#### WHAT IS BEING ASKED:
Count how many lines hold "detaljerna" in the records, and respond with that number by itself.

#### RECORDS SHOWN:
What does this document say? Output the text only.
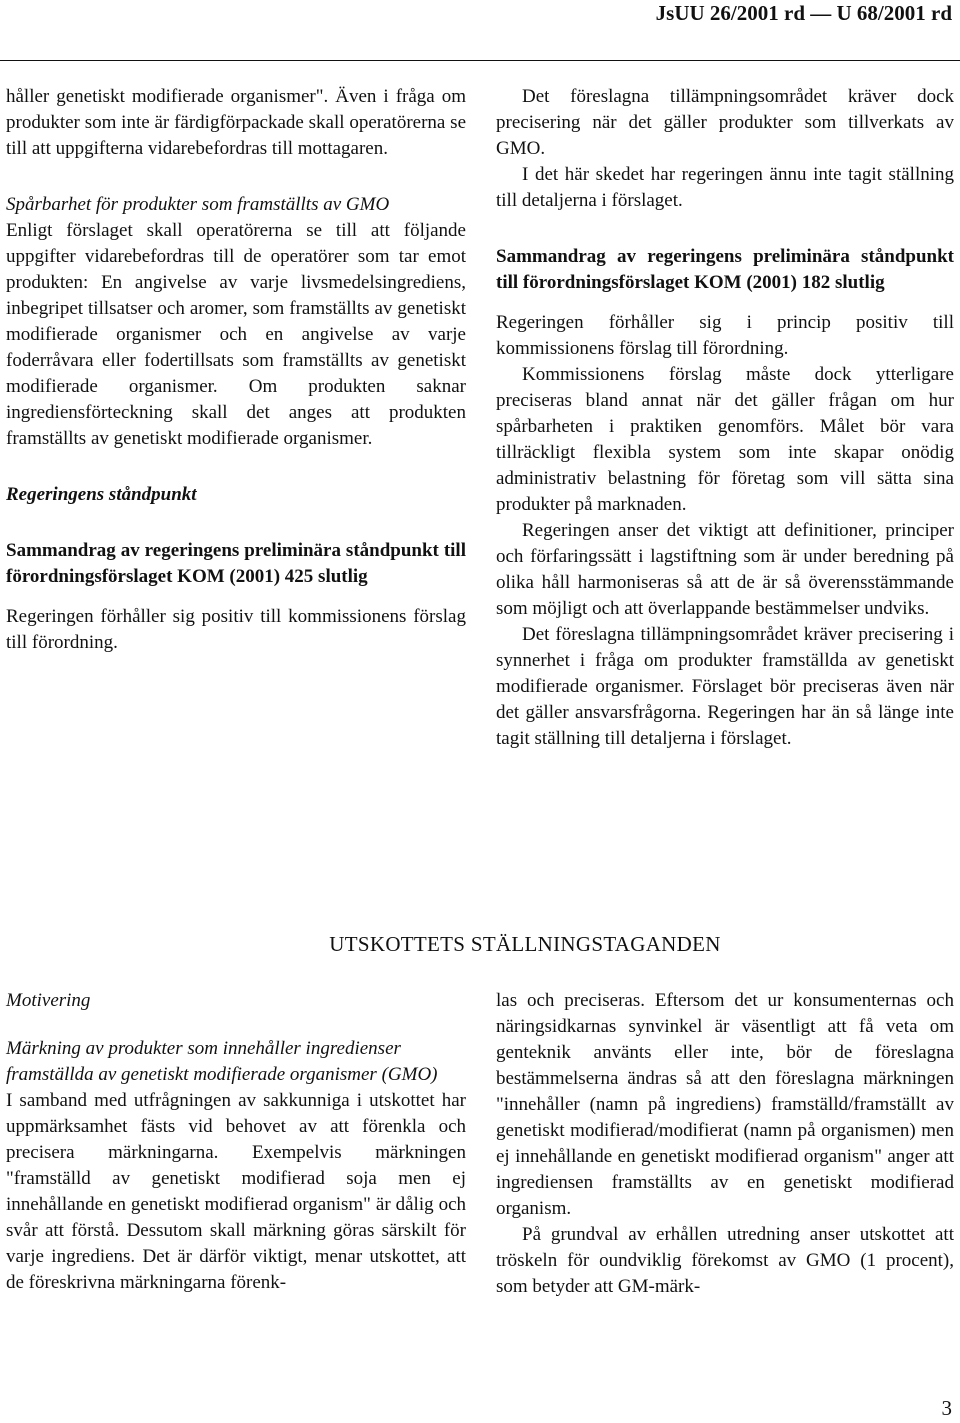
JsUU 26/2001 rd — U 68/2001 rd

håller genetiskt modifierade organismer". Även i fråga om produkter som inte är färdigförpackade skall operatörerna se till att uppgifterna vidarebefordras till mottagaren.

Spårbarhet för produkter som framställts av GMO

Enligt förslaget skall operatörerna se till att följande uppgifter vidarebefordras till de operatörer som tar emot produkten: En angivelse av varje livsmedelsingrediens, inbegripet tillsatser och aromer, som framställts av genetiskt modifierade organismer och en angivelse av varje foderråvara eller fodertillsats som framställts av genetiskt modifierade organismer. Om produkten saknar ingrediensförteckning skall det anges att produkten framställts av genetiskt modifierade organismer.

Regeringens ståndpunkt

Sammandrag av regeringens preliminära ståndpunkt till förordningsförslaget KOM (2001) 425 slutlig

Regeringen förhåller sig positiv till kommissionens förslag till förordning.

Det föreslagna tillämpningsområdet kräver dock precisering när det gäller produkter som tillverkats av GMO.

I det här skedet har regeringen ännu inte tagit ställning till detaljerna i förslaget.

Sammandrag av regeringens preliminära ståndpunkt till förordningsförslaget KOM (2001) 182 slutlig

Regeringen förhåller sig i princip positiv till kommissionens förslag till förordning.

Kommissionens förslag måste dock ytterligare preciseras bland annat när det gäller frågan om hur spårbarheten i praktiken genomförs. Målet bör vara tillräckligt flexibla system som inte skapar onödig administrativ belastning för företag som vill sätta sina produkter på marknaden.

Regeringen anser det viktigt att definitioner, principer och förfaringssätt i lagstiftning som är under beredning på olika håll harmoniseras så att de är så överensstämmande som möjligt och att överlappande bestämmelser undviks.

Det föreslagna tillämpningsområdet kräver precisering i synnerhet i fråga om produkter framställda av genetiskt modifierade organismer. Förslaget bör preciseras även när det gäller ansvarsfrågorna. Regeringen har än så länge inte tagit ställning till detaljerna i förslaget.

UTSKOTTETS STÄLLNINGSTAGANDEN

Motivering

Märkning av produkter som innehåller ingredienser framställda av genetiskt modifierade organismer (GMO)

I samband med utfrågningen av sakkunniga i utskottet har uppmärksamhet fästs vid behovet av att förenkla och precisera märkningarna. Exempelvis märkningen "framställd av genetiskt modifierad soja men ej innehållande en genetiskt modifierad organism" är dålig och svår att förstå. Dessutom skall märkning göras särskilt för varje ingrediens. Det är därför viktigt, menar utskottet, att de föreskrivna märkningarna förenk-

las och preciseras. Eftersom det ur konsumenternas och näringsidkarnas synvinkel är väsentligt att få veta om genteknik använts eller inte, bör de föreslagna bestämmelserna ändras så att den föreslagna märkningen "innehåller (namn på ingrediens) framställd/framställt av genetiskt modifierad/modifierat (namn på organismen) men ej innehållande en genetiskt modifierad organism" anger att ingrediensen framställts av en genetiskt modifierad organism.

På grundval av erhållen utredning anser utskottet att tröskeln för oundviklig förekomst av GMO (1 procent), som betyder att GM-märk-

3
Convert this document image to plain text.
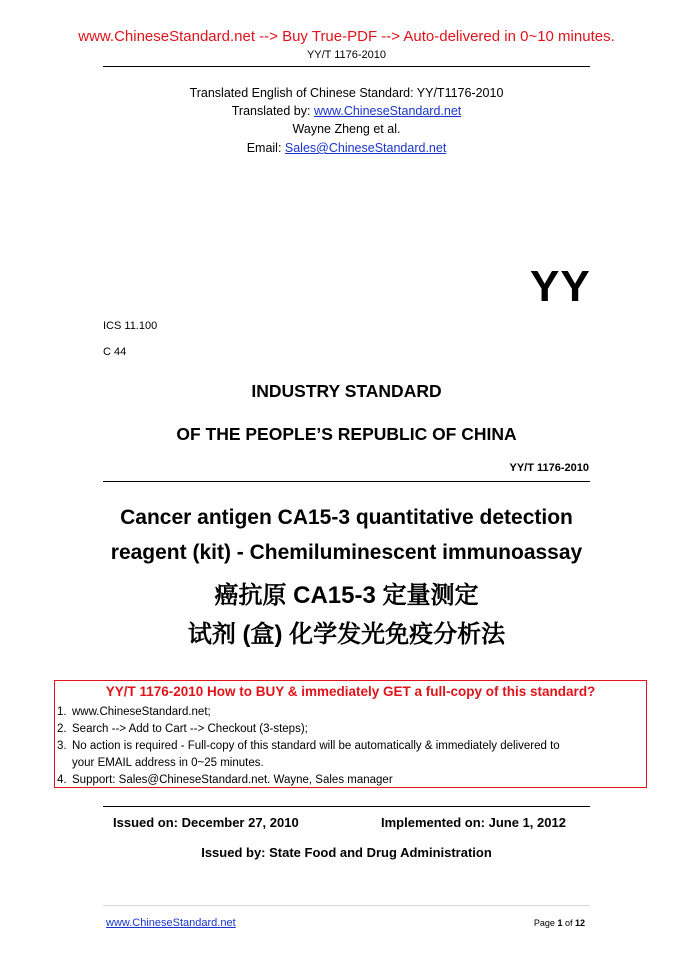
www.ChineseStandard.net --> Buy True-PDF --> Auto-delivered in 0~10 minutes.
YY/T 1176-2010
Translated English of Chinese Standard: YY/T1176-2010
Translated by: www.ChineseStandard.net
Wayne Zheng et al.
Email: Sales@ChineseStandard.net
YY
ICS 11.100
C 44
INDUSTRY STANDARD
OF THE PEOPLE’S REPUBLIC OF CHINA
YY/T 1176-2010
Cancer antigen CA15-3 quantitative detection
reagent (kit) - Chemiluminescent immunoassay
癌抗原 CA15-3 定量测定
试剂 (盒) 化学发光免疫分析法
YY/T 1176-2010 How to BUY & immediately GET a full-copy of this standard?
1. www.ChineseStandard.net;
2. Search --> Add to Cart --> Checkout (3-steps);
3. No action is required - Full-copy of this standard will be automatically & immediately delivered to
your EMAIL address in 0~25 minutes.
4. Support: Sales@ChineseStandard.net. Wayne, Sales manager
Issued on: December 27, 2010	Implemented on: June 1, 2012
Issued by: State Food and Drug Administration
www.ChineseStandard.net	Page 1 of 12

#### ANSWER TO THIS TASK:
2